Records from a dataset =>
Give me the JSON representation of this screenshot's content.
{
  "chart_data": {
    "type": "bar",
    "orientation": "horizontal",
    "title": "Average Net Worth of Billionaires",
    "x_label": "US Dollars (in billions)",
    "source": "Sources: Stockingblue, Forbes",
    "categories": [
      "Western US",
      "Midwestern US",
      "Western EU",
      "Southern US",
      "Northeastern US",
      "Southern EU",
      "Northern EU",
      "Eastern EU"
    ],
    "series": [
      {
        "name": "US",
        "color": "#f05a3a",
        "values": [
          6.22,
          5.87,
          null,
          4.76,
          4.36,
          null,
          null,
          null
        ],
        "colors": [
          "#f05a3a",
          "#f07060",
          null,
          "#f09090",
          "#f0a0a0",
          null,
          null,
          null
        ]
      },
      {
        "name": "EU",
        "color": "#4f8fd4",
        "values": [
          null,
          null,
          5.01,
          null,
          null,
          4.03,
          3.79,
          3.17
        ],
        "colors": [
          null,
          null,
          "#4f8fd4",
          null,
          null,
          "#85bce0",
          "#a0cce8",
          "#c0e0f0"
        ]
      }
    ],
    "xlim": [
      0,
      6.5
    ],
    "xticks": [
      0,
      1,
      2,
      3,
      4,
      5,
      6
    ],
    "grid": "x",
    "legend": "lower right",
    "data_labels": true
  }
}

GIVEN TASK => The records above must be repeated exactly, every one of them.

COMPLETED TASK =>
Give me the JSON representation of this screenshot's content.
{
  "chart_data": {
    "type": "bar",
    "orientation": "horizontal",
    "title": "Average Net Worth of Billionaires",
    "x_label": "US Dollars (in billions)",
    "source": "Sources: Stockingblue, Forbes",
    "categories": [
      "Western US",
      "Midwestern US",
      "Western EU",
      "Southern US",
      "Northeastern US",
      "Southern EU",
      "Northern EU",
      "Eastern EU"
    ],
    "series": [
      {
        "name": "US",
        "color": "#f05a3a",
        "values": [
          6.22,
          5.87,
          null,
          4.76,
          4.36,
          null,
          null,
          null
        ],
        "colors": [
          "#f05a3a",
          "#f07060",
          null,
          "#f09090",
          "#f0a0a0",
          null,
          null,
          null
        ]
      },
      {
        "name": "EU",
        "color": "#4f8fd4",
        "values": [
          null,
          null,
          5.01,
          null,
          null,
          4.03,
          3.79,
          3.17
        ],
        "colors": [
          null,
          null,
          "#4f8fd4",
          null,
          null,
          "#85bce0",
          "#a0cce8",
          "#c0e0f0"
        ]
      }
    ],
    "xlim": [
      0,
      6.5
    ],
    "xticks": [
      0,
      1,
      2,
      3,
      4,
      5,
      6
    ],
    "grid": "x",
    "legend": "lower right",
    "data_labels": true
  }
}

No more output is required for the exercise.